Task to complete: Omit all images. Transcribe the rest of the material below exactly.

[START OF Data provided]

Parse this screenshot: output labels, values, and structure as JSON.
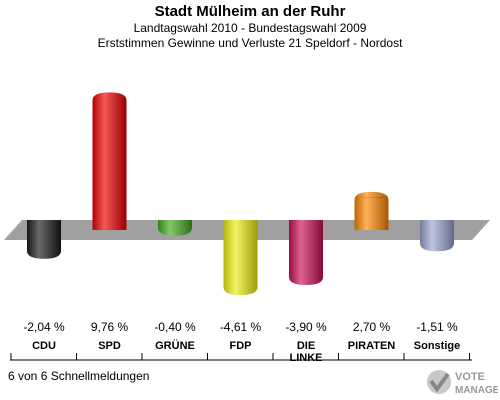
{
  "header": {
    "title": "Stadt Mülheim an der Ruhr",
    "subtitle1": "Landtagswahl 2010 - Bundestagswahl 2009",
    "subtitle2": "Erststimmen Gewinne und Verluste 21 Speldorf - Nordost"
  },
  "footer": {
    "note": "6 von 6 Schnellmeldungen"
  },
  "logo": {
    "line1": "VOTE",
    "line2": "MANAGER"
  },
  "chart_data": {
    "type": "bar",
    "title": "Stadt Mülheim an der Ruhr",
    "categories": [
      "CDU",
      "SPD",
      "GRÜNE",
      "FDP",
      "DIE LINKE",
      "PIRATEN",
      "Sonstige"
    ],
    "values": [
      -2.04,
      9.76,
      -0.4,
      -4.61,
      -3.9,
      2.7,
      -1.51
    ],
    "value_labels": [
      "-2,04 %",
      "9,76 %",
      "-0,40 %",
      "-4,61 %",
      "-3,90 %",
      "2,70 %",
      "-1,51 %"
    ],
    "colors": [
      "#1a1a1a",
      "#ee0000",
      "#44aa22",
      "#eeee11",
      "#cc1155",
      "#ff8800",
      "#99a5d0"
    ],
    "baseline": 0,
    "grid": false
  }
}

[END OF Data provided]

Task output:
Parse this screenshot: output labels, values, and structure as JSON.
{
  "header": {
    "title": "Stadt Mülheim an der Ruhr",
    "subtitle1": "Landtagswahl 2010 - Bundestagswahl 2009",
    "subtitle2": "Erststimmen Gewinne und Verluste 21 Speldorf - Nordost"
  },
  "footer": {
    "note": "6 von 6 Schnellmeldungen"
  },
  "logo": {
    "line1": "VOTE",
    "line2": "MANAGER"
  },
  "chart_data": {
    "type": "bar",
    "title": "Stadt Mülheim an der Ruhr",
    "categories": [
      "CDU",
      "SPD",
      "GRÜNE",
      "FDP",
      "DIE LINKE",
      "PIRATEN",
      "Sonstige"
    ],
    "values": [
      -2.04,
      9.76,
      -0.4,
      -4.61,
      -3.9,
      2.7,
      -1.51
    ],
    "value_labels": [
      "-2,04 %",
      "9,76 %",
      "-0,40 %",
      "-4,61 %",
      "-3,90 %",
      "2,70 %",
      "-1,51 %"
    ],
    "colors": [
      "#1a1a1a",
      "#ee0000",
      "#44aa22",
      "#eeee11",
      "#cc1155",
      "#ff8800",
      "#99a5d0"
    ],
    "baseline": 0,
    "grid": false
  }
}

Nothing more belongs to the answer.